- GIVEN INSTRUCTION 1
Name every bond whose yield figures appear in the passage on South African bond yields.

- TEXT BLOCK

----

Closing the gap – How SA benefits from lower US inflation

South Africa has benefited from the recent fall in bond yields that followed lower US inflation.

 

Last week South Africans benefitted from a powerful demonstration of our integration into global capital markets. On Tuesday, the yield-to-maturity on the key 10-year US Treasury fell from 4.63% to 4.44%. By the end of the day, the 10-year RSA bond yield had declined by a similar number of basis points, from 11.66% to 11.45%. The yield on a dollar-denominated, five-year RSA bond fell from 7.52% to 7.19%, leaving the yield spread with the US Treasury, an objective measure of SA sovereign risk, slightly compressed at 2.76%. The US dollar weakened across the board. And with higher bond values the share markets almost everywhere responded agreeably for investors and pension plans. The JSE gained nearly 2% on the Tuesday (5% in US dollars) and again by a further near 2% on the Wednesday.

----

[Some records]

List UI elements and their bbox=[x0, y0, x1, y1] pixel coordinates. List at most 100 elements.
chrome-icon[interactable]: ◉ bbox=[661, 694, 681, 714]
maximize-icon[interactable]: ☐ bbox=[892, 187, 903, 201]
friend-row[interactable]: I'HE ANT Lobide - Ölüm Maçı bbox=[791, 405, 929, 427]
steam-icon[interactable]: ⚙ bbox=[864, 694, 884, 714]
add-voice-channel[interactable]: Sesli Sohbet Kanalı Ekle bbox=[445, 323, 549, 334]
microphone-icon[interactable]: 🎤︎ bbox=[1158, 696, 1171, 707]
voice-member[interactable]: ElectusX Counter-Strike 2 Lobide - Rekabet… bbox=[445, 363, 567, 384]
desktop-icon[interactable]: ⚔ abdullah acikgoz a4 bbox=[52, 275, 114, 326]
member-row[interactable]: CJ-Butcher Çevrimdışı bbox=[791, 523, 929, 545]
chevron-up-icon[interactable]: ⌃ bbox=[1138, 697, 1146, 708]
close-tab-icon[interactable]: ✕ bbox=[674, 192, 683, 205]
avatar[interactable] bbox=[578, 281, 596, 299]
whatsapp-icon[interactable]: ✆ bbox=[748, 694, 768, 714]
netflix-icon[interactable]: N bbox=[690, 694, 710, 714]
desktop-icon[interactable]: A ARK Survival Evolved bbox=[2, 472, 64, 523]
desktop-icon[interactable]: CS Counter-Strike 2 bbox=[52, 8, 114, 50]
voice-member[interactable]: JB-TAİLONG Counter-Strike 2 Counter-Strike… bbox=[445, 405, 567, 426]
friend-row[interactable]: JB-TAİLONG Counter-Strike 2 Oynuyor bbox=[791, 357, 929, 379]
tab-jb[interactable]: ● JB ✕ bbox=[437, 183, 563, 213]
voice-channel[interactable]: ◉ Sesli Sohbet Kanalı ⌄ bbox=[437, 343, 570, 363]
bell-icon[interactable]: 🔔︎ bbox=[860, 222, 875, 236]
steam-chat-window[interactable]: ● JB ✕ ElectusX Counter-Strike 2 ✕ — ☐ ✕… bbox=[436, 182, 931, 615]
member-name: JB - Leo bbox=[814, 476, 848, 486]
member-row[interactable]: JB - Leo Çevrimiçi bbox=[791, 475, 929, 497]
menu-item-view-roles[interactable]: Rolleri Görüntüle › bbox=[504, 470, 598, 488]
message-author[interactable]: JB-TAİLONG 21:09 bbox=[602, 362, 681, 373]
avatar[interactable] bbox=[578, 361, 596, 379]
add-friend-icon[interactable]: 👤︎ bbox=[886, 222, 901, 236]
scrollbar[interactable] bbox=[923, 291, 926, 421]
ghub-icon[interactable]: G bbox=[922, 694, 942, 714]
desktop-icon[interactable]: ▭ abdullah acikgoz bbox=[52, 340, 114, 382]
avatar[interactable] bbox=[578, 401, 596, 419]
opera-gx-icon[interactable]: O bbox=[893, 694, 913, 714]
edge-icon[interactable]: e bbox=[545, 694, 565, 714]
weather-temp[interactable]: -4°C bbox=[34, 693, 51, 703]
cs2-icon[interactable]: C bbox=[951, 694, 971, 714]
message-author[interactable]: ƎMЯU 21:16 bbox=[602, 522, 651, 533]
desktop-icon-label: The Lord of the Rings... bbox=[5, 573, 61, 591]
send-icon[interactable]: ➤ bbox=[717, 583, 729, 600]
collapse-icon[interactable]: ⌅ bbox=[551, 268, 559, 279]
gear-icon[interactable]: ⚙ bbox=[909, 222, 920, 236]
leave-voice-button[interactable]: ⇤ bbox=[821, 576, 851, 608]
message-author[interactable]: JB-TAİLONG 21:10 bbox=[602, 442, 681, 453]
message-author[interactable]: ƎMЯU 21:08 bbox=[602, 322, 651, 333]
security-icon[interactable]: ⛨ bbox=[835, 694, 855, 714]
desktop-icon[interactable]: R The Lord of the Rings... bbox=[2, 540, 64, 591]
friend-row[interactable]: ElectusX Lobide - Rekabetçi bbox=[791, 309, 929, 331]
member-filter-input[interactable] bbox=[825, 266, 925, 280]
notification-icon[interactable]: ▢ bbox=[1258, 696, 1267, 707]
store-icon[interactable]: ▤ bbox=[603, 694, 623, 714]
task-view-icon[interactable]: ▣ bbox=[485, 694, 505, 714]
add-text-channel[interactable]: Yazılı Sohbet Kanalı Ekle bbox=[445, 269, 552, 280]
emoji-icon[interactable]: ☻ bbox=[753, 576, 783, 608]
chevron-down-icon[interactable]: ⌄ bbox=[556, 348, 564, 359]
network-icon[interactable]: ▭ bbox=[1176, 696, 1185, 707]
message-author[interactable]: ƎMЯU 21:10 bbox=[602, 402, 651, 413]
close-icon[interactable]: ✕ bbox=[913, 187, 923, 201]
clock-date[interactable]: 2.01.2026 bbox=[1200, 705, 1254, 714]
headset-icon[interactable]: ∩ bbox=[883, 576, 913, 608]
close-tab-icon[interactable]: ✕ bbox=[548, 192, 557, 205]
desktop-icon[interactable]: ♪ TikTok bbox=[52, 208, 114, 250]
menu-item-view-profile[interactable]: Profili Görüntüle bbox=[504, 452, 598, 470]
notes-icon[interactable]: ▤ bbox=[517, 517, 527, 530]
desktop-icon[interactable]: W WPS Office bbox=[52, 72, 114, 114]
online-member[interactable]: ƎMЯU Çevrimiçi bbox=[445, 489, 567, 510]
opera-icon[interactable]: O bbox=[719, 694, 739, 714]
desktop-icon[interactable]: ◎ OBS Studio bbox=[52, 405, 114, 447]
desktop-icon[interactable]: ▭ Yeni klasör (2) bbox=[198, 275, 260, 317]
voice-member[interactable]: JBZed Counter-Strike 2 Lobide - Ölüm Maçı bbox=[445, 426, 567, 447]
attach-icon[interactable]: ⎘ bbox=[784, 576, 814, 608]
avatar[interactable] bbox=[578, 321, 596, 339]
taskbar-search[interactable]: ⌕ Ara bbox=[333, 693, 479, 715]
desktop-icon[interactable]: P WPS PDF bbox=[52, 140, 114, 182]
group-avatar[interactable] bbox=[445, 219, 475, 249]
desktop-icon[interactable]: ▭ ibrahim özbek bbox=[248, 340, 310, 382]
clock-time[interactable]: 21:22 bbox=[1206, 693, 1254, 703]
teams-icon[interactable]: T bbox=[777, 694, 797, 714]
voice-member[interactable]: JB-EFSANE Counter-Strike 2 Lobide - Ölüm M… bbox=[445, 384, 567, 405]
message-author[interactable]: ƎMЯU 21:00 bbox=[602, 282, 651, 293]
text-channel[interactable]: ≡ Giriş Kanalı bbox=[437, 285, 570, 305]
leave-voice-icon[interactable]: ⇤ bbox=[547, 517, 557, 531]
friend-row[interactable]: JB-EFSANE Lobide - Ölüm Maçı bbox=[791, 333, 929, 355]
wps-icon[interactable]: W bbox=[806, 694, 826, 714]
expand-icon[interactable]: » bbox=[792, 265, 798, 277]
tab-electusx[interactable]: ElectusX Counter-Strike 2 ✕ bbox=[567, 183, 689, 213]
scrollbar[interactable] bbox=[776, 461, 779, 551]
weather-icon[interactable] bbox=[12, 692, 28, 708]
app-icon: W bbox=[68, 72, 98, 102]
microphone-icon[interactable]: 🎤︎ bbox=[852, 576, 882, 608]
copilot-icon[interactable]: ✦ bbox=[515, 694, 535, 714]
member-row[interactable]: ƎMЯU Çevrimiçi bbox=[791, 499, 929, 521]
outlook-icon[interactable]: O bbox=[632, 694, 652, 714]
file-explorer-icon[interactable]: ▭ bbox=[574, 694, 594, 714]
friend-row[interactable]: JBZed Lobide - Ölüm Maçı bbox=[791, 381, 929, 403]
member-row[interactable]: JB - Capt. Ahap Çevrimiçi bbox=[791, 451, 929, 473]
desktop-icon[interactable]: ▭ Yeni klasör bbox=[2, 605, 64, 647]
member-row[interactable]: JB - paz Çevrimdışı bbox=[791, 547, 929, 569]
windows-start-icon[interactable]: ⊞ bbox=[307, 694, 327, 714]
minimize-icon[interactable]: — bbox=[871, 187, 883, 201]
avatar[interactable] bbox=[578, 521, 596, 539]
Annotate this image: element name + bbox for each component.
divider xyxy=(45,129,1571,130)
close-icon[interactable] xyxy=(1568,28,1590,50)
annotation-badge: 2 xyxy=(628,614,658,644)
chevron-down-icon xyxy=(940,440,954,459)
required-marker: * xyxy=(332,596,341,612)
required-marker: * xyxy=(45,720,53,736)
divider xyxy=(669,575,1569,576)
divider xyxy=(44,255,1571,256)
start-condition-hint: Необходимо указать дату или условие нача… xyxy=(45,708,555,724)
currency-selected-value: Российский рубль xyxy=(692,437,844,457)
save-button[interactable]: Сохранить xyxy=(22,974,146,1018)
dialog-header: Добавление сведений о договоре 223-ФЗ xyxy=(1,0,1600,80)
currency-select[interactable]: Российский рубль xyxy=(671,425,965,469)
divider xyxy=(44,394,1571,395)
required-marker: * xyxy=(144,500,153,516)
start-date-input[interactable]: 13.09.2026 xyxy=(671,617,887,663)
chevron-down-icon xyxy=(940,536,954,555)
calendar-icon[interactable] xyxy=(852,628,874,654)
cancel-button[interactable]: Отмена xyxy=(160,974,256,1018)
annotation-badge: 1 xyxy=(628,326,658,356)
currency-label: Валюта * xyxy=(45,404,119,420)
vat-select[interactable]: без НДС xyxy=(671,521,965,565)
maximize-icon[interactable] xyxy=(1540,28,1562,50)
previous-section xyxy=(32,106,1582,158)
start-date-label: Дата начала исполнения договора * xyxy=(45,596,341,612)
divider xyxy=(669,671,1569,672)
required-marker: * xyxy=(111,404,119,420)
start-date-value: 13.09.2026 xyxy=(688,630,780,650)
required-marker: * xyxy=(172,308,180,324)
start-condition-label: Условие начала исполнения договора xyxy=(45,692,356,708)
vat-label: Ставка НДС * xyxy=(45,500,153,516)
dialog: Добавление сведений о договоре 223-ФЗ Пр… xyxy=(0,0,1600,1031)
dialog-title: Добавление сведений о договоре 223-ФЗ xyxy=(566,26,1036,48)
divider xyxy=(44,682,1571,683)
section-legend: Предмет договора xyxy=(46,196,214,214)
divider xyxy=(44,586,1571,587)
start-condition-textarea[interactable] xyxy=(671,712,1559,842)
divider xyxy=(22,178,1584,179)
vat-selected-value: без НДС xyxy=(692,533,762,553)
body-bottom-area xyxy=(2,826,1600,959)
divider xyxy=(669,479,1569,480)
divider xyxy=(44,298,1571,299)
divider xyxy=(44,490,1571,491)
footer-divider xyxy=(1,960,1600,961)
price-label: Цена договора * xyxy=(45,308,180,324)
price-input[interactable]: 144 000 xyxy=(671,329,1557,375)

----

- GIVEN INSTRUCTION 2
Starting at the first line of the records and ending at the line containing "microphone-icon[interactable]: 🎤︎ bbox=[1158, 696, 1171, 707]", replace "friend-row" with "contact-row". Give back only those lines, leaving everything else in them the same.

- FINAL ANSWER 1
- the 10-year US Treasury
- the 10-year RSA bond
- the dollar-denominated, five-year RSA bond

- FINAL ANSWER 2
List UI elements and their bbox=[x0, y0, x1, y1] pixel coordinates. List at most 100 elements.
chrome-icon[interactable]: ◉ bbox=[661, 694, 681, 714]
maximize-icon[interactable]: ☐ bbox=[892, 187, 903, 201]
contact-row[interactable]: I'HE ANT Lobide - Ölüm Maçı bbox=[791, 405, 929, 427]
steam-icon[interactable]: ⚙ bbox=[864, 694, 884, 714]
add-voice-channel[interactable]: Sesli Sohbet Kanalı Ekle bbox=[445, 323, 549, 334]
microphone-icon[interactable]: 🎤︎ bbox=[1158, 696, 1171, 707]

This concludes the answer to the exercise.